[EXTRACT PROVIDED]
------------------------------------------------------------------------
Key Experimental Results

Main Results

Dataset IPC Metric D4M D4M+EVLF MGD3 MGD3+EVLF
ImageWoof 10 ResNetAP-10 33.2 37.3 36.6 39.3
ImageWoof 50 ResNetAP-10 51.7 55.8 55.6 59.0
ImageNette 20 ResNetAP-10 66.3 71.7 69.2 72.5
CIFAR-10 10 Accuracy 37.6 45.7 - -
Tiny-ImageNet 10 Accuracy 42.5 49.2 - -
ImageNet-1K 50 Accuracy 60.1 60.6 60.3 61.9

Ablation Study

Configuration IPC=10 IPC=20 IPC=50 Notes
D4M baseline 47.7 56.3 67.8 ResNetAP-10 on ImageIDC
+Denoiser fine-tuning 54.1 61.1 70.3 Fine-tuning is effective
+Cross-attention 51.1 57.5 69.1 Cross-attention is effective
+Both combined 57.3 62.0 72.1 Complementary effect is optimal

Key Findings

  • EVLF consistently improves performance across all IPC settings and datasets, with larger gains at low IPC (8.1% on CIFAR-10 at IPC=10)
  • t-SNE visualizations show that EVLF-generated samples exhibit broader distribution coverage and improved diversity
  • Enabling EVLF (\(\lambda_1 > 0\)) yields significant improvements in both accuracy and coverage, with results being insensitive to the specific value of \(\lambda_1\)
  • Transfer learning experiments indicate that datasets distilled with EVLF exhibit superior feature transferability

Highlights & Insights

  1. Precise diagnosis: The paper accurately identifies late-stage semantic injection as the root cause of text over-correction in diffusion-based DD, and illustrates this with intuitive visualizations (Fig. 1).
------------------------------------------------------------------------
[INFORMATION SUPPLIED]
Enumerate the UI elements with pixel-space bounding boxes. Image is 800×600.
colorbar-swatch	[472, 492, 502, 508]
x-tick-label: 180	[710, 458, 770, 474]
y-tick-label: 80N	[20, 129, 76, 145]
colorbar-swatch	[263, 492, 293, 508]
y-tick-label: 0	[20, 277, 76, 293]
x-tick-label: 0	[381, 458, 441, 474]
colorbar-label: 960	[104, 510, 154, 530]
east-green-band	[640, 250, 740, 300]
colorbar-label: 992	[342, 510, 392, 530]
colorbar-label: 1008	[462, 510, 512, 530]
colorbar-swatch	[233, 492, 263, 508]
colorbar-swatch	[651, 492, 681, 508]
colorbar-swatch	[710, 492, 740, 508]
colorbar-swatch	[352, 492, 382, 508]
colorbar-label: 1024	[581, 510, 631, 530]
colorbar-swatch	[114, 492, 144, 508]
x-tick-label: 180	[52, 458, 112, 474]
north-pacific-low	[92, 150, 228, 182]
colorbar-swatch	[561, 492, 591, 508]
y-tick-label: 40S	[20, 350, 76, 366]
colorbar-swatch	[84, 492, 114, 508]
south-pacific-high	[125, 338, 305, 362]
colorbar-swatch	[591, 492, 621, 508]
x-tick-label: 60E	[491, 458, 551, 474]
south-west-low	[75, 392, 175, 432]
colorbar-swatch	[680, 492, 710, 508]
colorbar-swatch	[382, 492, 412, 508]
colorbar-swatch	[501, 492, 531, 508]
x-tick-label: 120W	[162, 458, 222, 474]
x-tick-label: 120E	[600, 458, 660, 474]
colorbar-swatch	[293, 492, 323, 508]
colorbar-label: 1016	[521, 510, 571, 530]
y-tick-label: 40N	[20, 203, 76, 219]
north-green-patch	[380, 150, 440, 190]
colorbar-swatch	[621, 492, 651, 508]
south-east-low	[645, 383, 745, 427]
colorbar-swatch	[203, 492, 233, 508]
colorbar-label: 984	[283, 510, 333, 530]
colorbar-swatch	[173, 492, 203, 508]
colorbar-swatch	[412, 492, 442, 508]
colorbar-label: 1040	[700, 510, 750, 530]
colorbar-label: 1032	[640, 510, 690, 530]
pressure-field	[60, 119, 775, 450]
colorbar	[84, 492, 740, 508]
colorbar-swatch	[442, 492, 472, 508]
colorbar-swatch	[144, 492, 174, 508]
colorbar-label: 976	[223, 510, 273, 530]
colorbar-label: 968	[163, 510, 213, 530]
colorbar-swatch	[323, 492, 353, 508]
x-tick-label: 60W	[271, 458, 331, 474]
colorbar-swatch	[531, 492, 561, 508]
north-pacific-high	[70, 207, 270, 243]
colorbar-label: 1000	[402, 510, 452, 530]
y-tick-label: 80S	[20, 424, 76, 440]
------------------------------------------------------------------------
[PROBLEM TO SOLVE] Reproduce the passage of the EVLF results summary that opens with the words containing "Highlights & Insights" and closes with "visualizations (Fig. 1).", copying it character for character. Work only from the EVLF results summary, not from the data.

[YOUR RESPONSE]
Highlights & Insights

  1. Precise diagnosis: The paper accurately identifies late-stage semantic injection as the root cause of text over-correction in diffusion-based DD, and illustrates this with intuitive visualizations (Fig. 1).